=== Job ===
In the listing that follows, count each line containing the string "Auto" and report only the count.

[Provided records start]

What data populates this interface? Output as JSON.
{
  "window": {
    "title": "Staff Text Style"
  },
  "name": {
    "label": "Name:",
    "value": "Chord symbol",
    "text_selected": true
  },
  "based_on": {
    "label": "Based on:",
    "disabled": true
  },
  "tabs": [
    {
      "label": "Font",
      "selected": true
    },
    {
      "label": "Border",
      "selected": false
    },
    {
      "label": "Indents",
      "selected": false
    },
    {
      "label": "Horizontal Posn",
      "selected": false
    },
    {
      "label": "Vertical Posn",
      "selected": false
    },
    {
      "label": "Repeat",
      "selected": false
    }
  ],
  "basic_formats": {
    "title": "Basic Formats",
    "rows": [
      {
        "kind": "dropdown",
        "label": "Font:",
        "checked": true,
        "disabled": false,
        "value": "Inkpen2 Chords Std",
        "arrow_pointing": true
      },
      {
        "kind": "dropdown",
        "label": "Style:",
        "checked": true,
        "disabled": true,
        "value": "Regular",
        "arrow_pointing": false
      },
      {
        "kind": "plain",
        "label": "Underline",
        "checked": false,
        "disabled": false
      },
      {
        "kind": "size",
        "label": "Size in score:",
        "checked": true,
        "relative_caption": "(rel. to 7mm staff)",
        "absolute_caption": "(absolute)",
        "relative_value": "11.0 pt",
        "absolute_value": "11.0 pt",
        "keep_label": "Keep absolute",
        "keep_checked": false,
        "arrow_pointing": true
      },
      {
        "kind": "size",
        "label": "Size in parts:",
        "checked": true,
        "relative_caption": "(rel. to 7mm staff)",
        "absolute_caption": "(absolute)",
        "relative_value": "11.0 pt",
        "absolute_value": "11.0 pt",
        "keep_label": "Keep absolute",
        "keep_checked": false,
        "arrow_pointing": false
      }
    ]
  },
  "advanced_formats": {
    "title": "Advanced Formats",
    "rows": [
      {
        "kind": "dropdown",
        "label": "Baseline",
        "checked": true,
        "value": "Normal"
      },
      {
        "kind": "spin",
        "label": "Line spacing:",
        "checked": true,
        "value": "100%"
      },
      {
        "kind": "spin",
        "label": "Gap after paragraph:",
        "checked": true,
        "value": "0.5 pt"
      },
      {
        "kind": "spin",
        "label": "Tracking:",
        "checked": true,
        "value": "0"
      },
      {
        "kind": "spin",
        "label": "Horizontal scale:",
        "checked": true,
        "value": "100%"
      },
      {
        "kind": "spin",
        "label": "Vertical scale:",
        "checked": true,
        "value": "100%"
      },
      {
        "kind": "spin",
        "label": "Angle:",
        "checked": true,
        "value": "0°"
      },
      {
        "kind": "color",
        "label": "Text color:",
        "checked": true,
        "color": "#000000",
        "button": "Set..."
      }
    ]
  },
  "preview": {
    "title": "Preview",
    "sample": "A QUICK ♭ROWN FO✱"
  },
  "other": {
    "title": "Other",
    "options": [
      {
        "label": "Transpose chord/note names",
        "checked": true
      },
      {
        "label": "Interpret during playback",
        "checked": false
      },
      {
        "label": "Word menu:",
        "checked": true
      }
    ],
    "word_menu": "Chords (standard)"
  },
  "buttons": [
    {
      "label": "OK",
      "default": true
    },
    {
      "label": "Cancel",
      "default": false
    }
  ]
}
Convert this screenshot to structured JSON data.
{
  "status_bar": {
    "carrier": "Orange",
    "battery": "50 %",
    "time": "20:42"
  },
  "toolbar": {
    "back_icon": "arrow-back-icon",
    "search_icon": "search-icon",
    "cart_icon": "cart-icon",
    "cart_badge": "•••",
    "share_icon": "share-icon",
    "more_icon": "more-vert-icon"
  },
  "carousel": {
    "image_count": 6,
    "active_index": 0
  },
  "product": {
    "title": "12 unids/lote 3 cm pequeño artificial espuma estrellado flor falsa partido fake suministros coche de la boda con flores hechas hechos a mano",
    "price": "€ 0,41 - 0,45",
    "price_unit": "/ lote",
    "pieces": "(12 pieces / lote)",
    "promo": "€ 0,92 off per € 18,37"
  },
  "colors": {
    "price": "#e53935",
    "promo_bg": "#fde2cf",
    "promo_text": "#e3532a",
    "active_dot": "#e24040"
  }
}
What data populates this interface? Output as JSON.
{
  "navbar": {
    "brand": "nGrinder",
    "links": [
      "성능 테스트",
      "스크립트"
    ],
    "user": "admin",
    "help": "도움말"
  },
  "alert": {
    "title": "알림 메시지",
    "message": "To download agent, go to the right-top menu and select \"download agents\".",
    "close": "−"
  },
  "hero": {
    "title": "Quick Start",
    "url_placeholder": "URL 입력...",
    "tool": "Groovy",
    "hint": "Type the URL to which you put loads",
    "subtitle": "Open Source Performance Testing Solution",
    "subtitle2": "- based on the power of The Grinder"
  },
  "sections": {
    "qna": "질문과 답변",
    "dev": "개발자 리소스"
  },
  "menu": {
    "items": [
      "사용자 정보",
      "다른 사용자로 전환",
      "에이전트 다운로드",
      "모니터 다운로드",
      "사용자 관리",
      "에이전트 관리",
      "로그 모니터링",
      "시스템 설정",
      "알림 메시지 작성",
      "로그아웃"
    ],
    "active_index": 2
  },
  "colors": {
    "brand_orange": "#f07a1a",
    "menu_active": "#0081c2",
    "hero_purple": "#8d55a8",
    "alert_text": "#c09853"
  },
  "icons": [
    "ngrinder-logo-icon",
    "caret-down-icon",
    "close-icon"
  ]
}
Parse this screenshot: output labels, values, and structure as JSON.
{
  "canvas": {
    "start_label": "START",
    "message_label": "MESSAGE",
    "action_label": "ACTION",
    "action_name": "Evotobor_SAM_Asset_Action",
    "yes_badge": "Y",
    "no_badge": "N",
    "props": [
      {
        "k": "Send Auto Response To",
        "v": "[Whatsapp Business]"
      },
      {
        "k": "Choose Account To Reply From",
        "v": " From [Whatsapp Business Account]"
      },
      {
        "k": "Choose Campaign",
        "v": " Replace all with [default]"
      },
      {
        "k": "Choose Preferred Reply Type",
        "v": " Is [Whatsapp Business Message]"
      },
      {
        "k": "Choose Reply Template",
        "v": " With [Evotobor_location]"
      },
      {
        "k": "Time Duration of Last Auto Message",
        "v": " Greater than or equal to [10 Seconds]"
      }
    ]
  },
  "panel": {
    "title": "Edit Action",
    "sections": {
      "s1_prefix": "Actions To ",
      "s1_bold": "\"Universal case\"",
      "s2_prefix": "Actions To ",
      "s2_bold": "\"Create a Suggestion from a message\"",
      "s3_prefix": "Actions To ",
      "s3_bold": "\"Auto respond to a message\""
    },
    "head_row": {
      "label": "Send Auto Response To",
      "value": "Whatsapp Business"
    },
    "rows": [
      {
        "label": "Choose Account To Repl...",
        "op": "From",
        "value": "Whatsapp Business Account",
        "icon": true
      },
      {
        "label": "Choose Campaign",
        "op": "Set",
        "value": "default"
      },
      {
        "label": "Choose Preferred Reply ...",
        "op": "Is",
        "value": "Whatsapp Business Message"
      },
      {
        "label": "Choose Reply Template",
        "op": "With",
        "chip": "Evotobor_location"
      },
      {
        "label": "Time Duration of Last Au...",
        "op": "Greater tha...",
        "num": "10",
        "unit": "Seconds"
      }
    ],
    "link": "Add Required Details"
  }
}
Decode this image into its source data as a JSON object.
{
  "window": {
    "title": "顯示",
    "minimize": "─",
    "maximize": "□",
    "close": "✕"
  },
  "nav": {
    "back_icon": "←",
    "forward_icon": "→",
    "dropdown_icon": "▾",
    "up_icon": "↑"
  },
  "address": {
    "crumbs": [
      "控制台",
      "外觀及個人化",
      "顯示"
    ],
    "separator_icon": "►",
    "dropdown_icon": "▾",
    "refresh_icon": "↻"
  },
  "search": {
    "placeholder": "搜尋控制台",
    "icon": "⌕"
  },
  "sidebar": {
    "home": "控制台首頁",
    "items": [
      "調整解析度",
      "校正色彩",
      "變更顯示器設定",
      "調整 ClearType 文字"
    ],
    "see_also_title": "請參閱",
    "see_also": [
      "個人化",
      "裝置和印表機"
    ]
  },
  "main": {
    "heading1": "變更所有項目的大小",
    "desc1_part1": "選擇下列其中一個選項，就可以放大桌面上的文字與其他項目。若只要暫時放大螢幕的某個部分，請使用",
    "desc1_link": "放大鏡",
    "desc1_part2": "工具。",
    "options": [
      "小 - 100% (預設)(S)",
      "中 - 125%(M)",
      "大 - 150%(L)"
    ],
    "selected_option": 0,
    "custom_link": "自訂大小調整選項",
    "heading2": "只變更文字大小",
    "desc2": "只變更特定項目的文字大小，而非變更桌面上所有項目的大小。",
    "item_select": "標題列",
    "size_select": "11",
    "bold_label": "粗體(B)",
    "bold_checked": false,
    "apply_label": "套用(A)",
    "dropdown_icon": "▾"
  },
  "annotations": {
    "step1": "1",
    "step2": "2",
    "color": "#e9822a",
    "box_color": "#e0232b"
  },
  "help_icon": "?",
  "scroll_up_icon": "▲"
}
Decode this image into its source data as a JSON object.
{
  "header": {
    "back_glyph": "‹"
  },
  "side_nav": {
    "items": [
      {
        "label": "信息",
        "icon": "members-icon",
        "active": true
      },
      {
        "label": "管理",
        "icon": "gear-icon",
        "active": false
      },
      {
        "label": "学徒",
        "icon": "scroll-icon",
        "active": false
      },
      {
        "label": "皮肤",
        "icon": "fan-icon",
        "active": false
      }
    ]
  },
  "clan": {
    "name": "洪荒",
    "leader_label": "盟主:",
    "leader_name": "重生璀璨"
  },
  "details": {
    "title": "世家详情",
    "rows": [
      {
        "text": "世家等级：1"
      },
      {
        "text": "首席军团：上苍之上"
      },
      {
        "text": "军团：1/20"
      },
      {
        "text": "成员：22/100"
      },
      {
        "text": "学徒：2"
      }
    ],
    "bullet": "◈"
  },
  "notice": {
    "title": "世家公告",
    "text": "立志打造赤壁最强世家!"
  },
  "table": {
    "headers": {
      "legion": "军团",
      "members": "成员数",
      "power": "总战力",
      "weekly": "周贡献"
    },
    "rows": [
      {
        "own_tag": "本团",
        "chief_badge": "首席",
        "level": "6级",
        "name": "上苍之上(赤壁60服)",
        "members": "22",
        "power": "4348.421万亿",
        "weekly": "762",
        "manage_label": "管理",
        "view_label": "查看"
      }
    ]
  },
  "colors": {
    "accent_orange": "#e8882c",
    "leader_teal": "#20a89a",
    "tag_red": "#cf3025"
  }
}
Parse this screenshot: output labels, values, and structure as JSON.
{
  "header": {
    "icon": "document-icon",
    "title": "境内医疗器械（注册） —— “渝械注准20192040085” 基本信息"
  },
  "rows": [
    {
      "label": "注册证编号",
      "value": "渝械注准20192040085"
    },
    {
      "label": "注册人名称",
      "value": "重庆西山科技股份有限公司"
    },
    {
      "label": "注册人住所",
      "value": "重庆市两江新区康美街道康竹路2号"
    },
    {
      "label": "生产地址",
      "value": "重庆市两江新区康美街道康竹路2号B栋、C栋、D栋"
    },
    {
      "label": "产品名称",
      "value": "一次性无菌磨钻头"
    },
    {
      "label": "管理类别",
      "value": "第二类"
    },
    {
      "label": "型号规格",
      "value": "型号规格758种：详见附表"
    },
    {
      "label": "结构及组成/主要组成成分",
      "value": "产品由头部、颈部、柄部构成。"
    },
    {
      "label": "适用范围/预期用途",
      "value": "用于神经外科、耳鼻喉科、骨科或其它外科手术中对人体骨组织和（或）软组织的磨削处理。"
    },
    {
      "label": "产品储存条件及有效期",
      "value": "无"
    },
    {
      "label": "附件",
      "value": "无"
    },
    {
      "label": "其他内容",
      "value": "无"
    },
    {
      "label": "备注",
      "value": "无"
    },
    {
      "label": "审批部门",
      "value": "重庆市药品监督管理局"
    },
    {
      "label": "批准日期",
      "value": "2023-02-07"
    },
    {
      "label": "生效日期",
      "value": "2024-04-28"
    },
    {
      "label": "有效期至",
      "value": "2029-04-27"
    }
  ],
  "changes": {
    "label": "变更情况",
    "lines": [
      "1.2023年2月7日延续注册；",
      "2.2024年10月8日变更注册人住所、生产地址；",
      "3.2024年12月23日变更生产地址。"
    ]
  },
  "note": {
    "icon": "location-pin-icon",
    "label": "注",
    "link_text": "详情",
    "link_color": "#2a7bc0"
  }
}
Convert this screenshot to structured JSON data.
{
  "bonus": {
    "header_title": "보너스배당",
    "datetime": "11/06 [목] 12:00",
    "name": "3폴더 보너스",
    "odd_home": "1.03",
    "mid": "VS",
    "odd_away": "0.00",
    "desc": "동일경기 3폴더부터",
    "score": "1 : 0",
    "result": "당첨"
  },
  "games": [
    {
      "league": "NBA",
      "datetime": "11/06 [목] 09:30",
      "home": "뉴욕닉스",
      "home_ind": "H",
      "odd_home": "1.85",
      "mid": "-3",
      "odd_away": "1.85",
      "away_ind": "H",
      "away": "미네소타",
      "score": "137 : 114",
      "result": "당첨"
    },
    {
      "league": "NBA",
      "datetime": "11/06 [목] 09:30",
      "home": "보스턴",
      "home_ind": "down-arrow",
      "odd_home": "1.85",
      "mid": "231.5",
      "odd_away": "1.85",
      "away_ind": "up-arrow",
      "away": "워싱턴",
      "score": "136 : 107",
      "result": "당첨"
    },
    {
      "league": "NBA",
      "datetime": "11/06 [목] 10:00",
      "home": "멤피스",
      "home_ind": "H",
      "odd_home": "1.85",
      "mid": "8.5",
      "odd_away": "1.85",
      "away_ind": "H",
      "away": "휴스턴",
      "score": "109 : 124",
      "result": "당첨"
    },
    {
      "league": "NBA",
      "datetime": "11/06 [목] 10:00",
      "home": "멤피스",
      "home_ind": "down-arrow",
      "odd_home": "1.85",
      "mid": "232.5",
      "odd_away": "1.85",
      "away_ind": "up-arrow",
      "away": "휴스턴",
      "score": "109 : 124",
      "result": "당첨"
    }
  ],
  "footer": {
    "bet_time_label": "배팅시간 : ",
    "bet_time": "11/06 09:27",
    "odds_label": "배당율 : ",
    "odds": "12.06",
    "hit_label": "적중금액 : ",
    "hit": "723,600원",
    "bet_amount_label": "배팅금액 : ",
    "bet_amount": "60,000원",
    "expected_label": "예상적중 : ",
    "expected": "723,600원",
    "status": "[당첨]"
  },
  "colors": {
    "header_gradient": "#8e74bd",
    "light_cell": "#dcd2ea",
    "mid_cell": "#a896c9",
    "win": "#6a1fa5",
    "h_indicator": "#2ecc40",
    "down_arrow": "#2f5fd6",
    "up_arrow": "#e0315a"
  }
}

[Provided records end]

=== Completed exercise ===
4